Written request:
Transcribe every item below line by line, character for character, and leave the pictures out of your answer.

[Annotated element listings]
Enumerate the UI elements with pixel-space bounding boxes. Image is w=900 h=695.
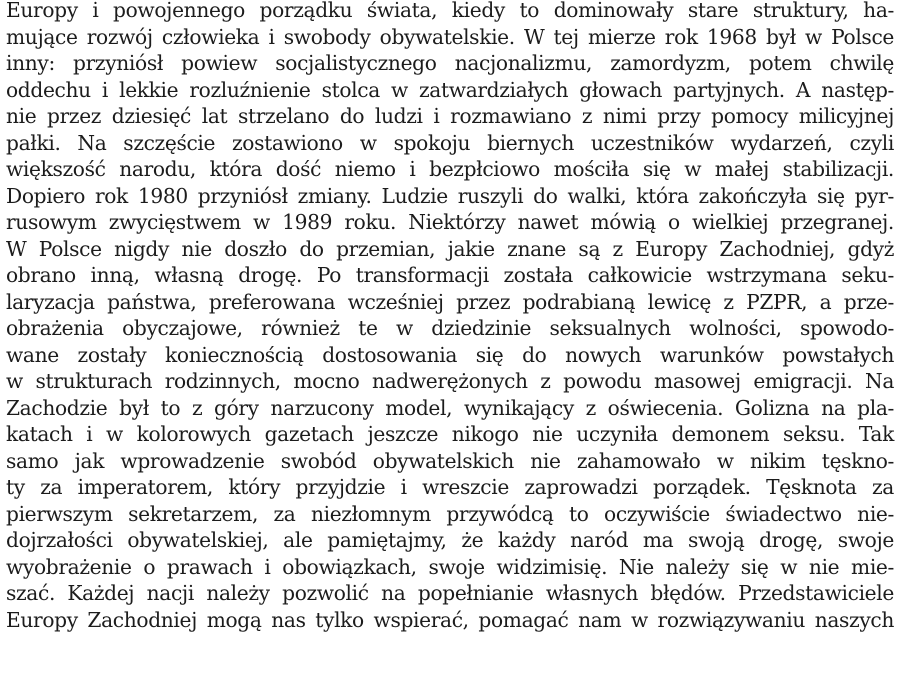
text-line: Dopiero rok 1980 przyniósł zmiany. Ludzie ruszyli do walki, która zakończyła się pyr-	[6, 183, 894, 208]
text-line: w strukturach rodzinnych, mocno nadwerężonych z powodu masowej emigracji. Na	[6, 369, 894, 393]
text-line: wane zostały koniecznością dostosowania się do nowych warunków powstałych	[6, 342, 894, 367]
text-line: katach i w kolorowych gazetach jeszcze nikogo nie uczyniła demonem seksu. Tak	[6, 422, 894, 446]
text-line: obrażenia obyczajowe, również te w dziedzinie seksualnych wolności, spowodo-	[6, 316, 894, 340]
text-line: W Polsce nigdy nie doszło do przemian, jakie znane są z Europy Zachodniej, gdyż	[6, 236, 894, 261]
text-line: dojrzałości obywatelskiej, ale pamiętajmy, że każdy naród ma swoją drogę, swoje	[6, 528, 894, 552]
text-line: laryzacja państwa, preferowana wcześniej przez podrabianą lewicę z PZPR, a prze-	[6, 289, 894, 314]
text-line: pałki. Na szczęście zostawiono w spokoju biernych uczestników wydarzeń, czyli	[6, 130, 894, 155]
text-line: Europy i powojennego porządku świata, kiedy to dominowały stare struktury, ha-	[6, 0, 894, 22]
text-line: oddechu i lekkie rozluźnienie stolca w zatwardziałych głowach partyjnych. A następ-	[6, 77, 894, 102]
text-line: Zachodzie był to z góry narzucony model, wynikający z oświecenia. Golizna na pla-	[6, 395, 894, 420]
text-line: mujące rozwój człowieka i swobody obywatelskie. W tej mierze rok 1968 był w Polsce	[6, 24, 894, 49]
text-line: samo jak wprowadzenie swobód obywatelskich nie zahamowało w nikim tęskno-	[6, 448, 894, 473]
text-line: większość narodu, która dość niemo i bezpłciowo mościła się w małej stabilizacji.	[6, 157, 894, 181]
text-line: inny: przyniósł powiew socjalistycznego nacjonalizmu, zamordyzm, potem chwilę	[6, 51, 894, 75]
article-body	[6, 0, 896, 633]
text-line: obrano inną, własną drogę. Po transformacji została całkowicie wstrzymana seku-	[6, 263, 894, 287]
text-line: szać. Każdej nacji należy pozwolić na popełnianie własnych błędów. Przedstawiciele	[6, 581, 894, 605]
text-line: Europy Zachodniej mogą nas tylko wspierać, pomagać nam w rozwiązywaniu naszych	[6, 607, 894, 632]
document-page	[6, 0, 896, 695]
text-line: rusowym zwycięstwem w 1989 roku. Niektórzy nawet mówią o wielkiej przegranej.	[6, 210, 894, 234]
text-line: pierwszym sekretarzem, za niezłomnym przywódcą to oczywiście świadectwo nie-	[6, 501, 894, 526]
text-line: ty za imperatorem, który przyjdzie i wreszcie zaprowadzi porządek. Tęsknota za	[6, 475, 894, 499]
text-line: wyobrażenie o prawach i obowiązkach, swoje widzimisię. Nie należy się w nie mie-	[6, 554, 894, 579]
text-line: nie przez dziesięć lat strzelano do ludzi i rozmawiano z nimi przy pomocy milicyjnej	[6, 104, 894, 128]
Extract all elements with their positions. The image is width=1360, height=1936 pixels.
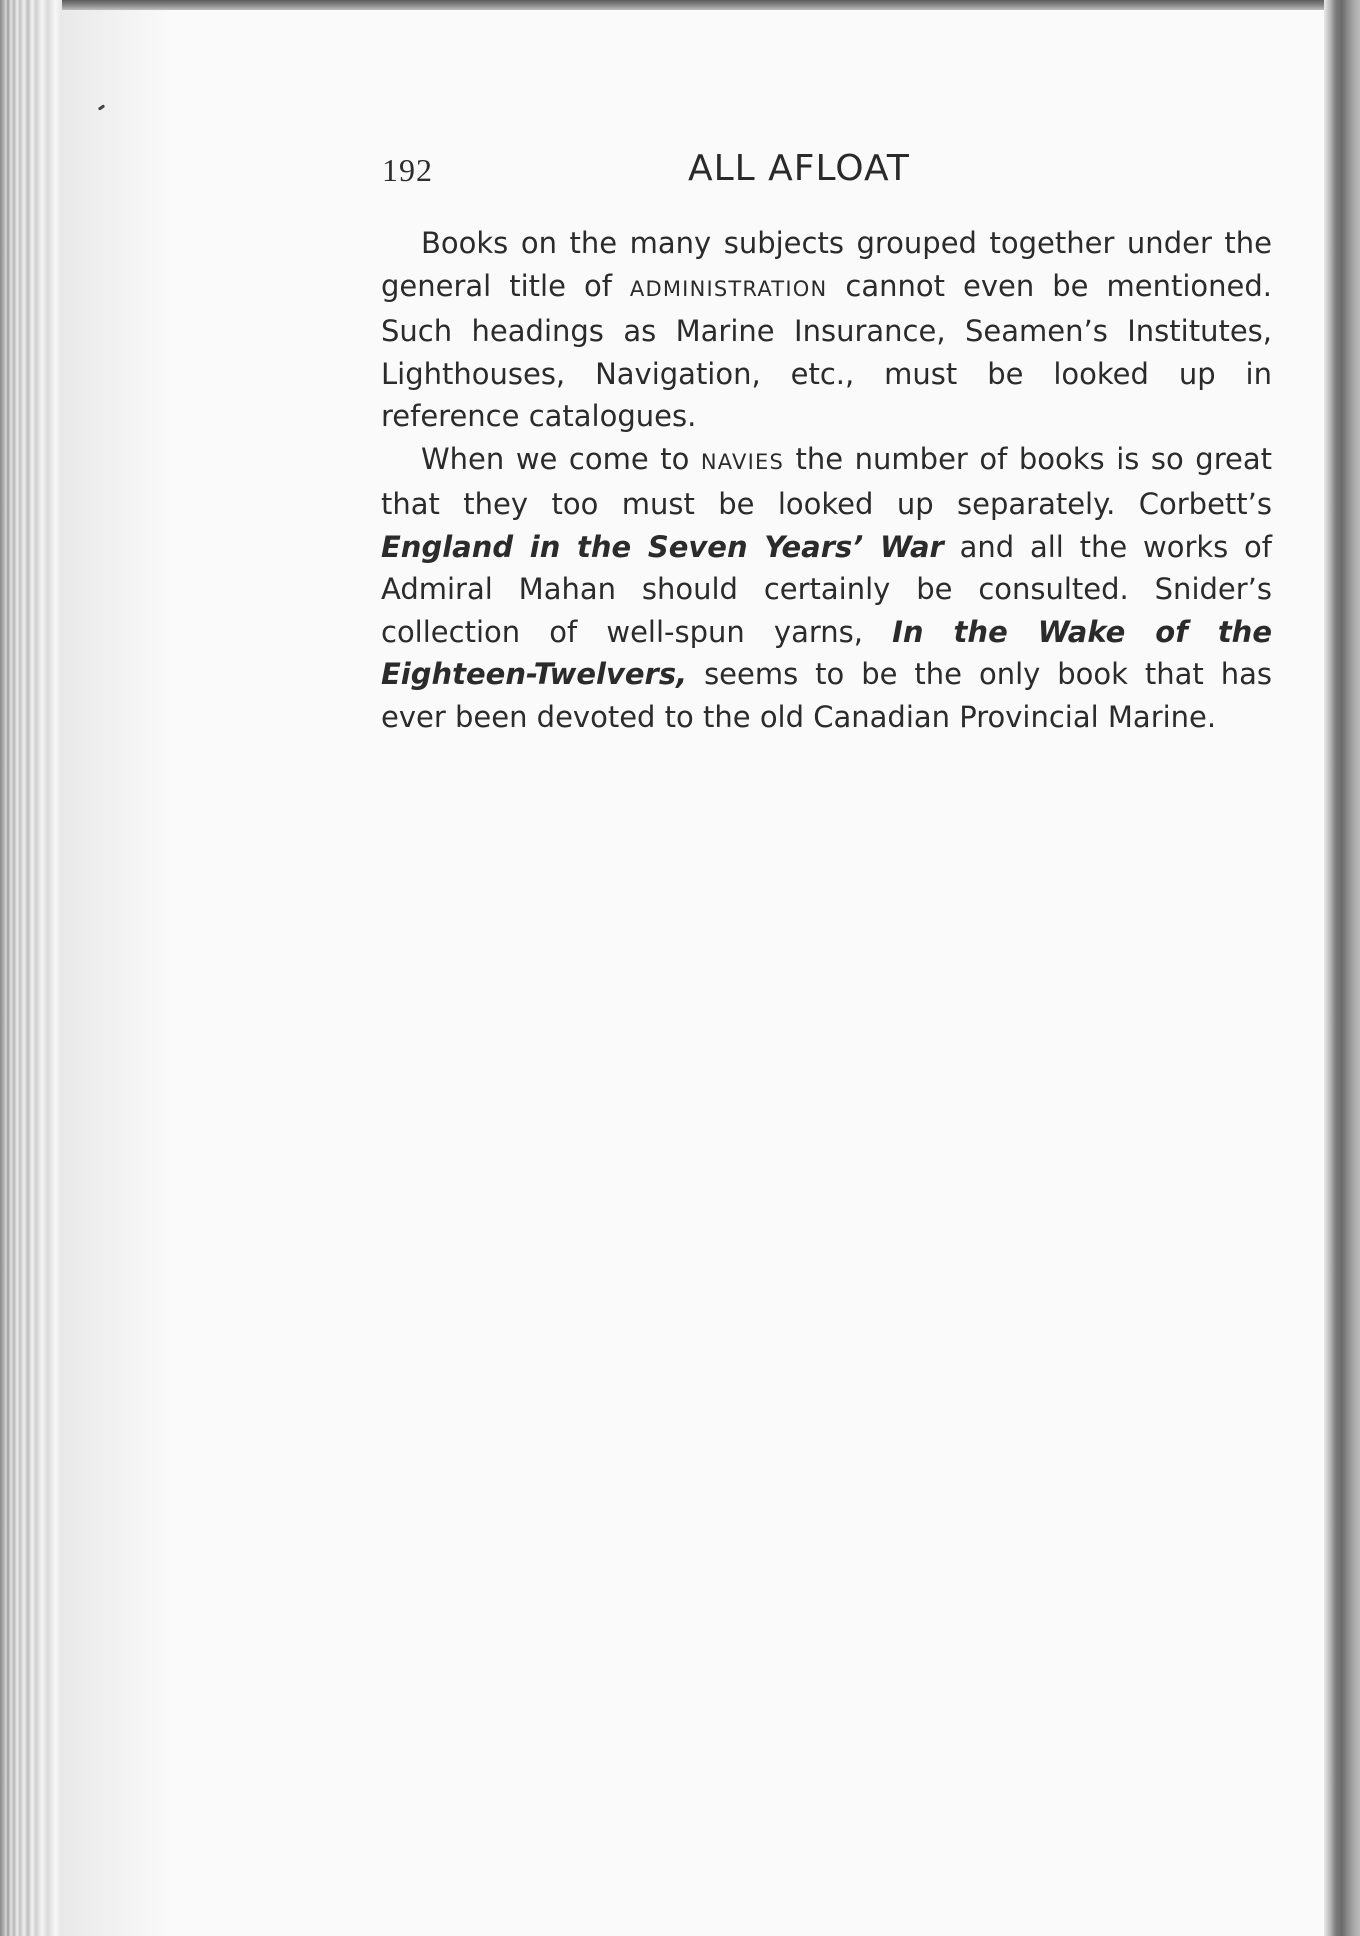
page-number: 192 [382, 152, 433, 188]
smallcaps-term: NAVIES [700, 449, 784, 474]
text-run: seems to be the only book that has ever been devoted to the old Canadian Provincial Marine. [381, 657, 1272, 734]
text-run: When we come to [421, 441, 701, 476]
right-page-edge [1324, 0, 1360, 1936]
book-title-italic: In the Wake of the Eighteen-Twelvers, [381, 614, 1272, 691]
text-run: the number of books is so great that they too must be looked up separately. Corbett’s [381, 441, 1272, 521]
text-run: Books on the many subjects grouped together under the general title of [381, 226, 1272, 303]
paragraph-administration [381, 222, 1272, 438]
book-title-italic: England in the Seven Years’ War [381, 529, 944, 564]
running-head [382, 148, 1272, 196]
text-run: cannot even be mentioned. Such headings as Marine Insurance, Seamen’s Institutes, Lighthouses, Navigation, etc., must be looked up in reference catalogues. [381, 268, 1272, 433]
paragraph-navies [381, 438, 1272, 739]
stacked-page-edges [0, 0, 62, 1936]
smallcaps-term: ADMINISTRATION [629, 276, 828, 301]
text-run: and all the works of Admiral Mahan should certainly be consulted. Snider’s collection of well-spun yarns, [381, 529, 1272, 649]
book-title: ALL AFLOAT [688, 148, 910, 189]
top-edge-shadow [0, 0, 1360, 10]
body-text [381, 222, 1272, 738]
gutter-shadow [62, 10, 172, 1936]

The solution:
Enumerate the UI elements with pixel-space bounding boxes. Image is w=900 h=695.
text-line: Dopiero rok 1980 przyniósł zmiany. Ludzie ruszyli do walki, która zakończyła się pyr-	[6, 183, 894, 208]
text-line: w strukturach rodzinnych, mocno nadwerężonych z powodu masowej emigracji. Na	[6, 369, 894, 393]
text-line: wane zostały koniecznością dostosowania się do nowych warunków powstałych	[6, 342, 894, 367]
text-line: katach i w kolorowych gazetach jeszcze nikogo nie uczyniła demonem seksu. Tak	[6, 422, 894, 446]
text-line: obrażenia obyczajowe, również te w dziedzinie seksualnych wolności, spowodo-	[6, 316, 894, 340]
text-line: W Polsce nigdy nie doszło do przemian, jakie znane są z Europy Zachodniej, gdyż	[6, 236, 894, 261]
text-line: dojrzałości obywatelskiej, ale pamiętajmy, że każdy naród ma swoją drogę, swoje	[6, 528, 894, 552]
text-line: laryzacja państwa, preferowana wcześniej przez podrabianą lewicę z PZPR, a prze-	[6, 289, 894, 314]
text-line: pałki. Na szczęście zostawiono w spokoju biernych uczestników wydarzeń, czyli	[6, 130, 894, 155]
text-line: Europy i powojennego porządku świata, kiedy to dominowały stare struktury, ha-	[6, 0, 894, 22]
text-line: oddechu i lekkie rozluźnienie stolca w zatwardziałych głowach partyjnych. A następ-	[6, 77, 894, 102]
text-line: Zachodzie był to z góry narzucony model, wynikający z oświecenia. Golizna na pla-	[6, 395, 894, 420]
text-line: mujące rozwój człowieka i swobody obywatelskie. W tej mierze rok 1968 był w Polsce	[6, 24, 894, 49]
text-line: samo jak wprowadzenie swobód obywatelskich nie zahamowało w nikim tęskno-	[6, 448, 894, 473]
text-line: większość narodu, która dość niemo i bezpłciowo mościła się w małej stabilizacji.	[6, 157, 894, 181]
text-line: inny: przyniósł powiew socjalistycznego nacjonalizmu, zamordyzm, potem chwilę	[6, 51, 894, 75]
article-body	[6, 0, 896, 633]
text-line: obrano inną, własną drogę. Po transformacji została całkowicie wstrzymana seku-	[6, 263, 894, 287]
text-line: szać. Każdej nacji należy pozwolić na popełnianie własnych błędów. Przedstawiciele	[6, 581, 894, 605]
text-line: Europy Zachodniej mogą nas tylko wspierać, pomagać nam w rozwiązywaniu naszych	[6, 607, 894, 632]
document-page	[6, 0, 896, 695]
text-line: rusowym zwycięstwem w 1989 roku. Niektórzy nawet mówią o wielkiej przegranej.	[6, 210, 894, 234]
text-line: pierwszym sekretarzem, za niezłomnym przywódcą to oczywiście świadectwo nie-	[6, 501, 894, 526]
text-line: ty za imperatorem, który przyjdzie i wreszcie zaprowadzi porządek. Tęsknota za	[6, 475, 894, 499]
text-line: wyobrażenie o prawach i obowiązkach, swoje widzimisię. Nie należy się w nie mie-	[6, 554, 894, 579]
text-line: nie przez dziesięć lat strzelano do ludzi i rozmawiano z nimi przy pomocy milicyjnej	[6, 104, 894, 128]
Extract all elements with their positions. The image is width=1360, height=1936 pixels.
page-number: 192 [382, 152, 433, 188]
smallcaps-term: NAVIES [700, 449, 784, 474]
text-run: seems to be the only book that has ever been devoted to the old Canadian Provincial Marine. [381, 657, 1272, 734]
text-run: When we come to [421, 441, 701, 476]
right-page-edge [1324, 0, 1360, 1936]
book-title-italic: In the Wake of the Eighteen-Twelvers, [381, 614, 1272, 691]
text-run: the number of books is so great that they too must be looked up separately. Corbett’s [381, 441, 1272, 521]
text-run: Books on the many subjects grouped together under the general title of [381, 226, 1272, 303]
paragraph-administration [381, 222, 1272, 438]
book-title-italic: England in the Seven Years’ War [381, 529, 944, 564]
running-head [382, 148, 1272, 196]
text-run: cannot even be mentioned. Such headings as Marine Insurance, Seamen’s Institutes, Lighthouses, Navigation, etc., must be looked up in reference catalogues. [381, 268, 1272, 433]
paragraph-navies [381, 438, 1272, 739]
stacked-page-edges [0, 0, 62, 1936]
smallcaps-term: ADMINISTRATION [629, 276, 828, 301]
text-run: and all the works of Admiral Mahan should certainly be consulted. Snider’s collection of well-spun yarns, [381, 529, 1272, 649]
book-title: ALL AFLOAT [688, 148, 910, 189]
top-edge-shadow [0, 0, 1360, 10]
body-text [381, 222, 1272, 738]
gutter-shadow [62, 10, 172, 1936]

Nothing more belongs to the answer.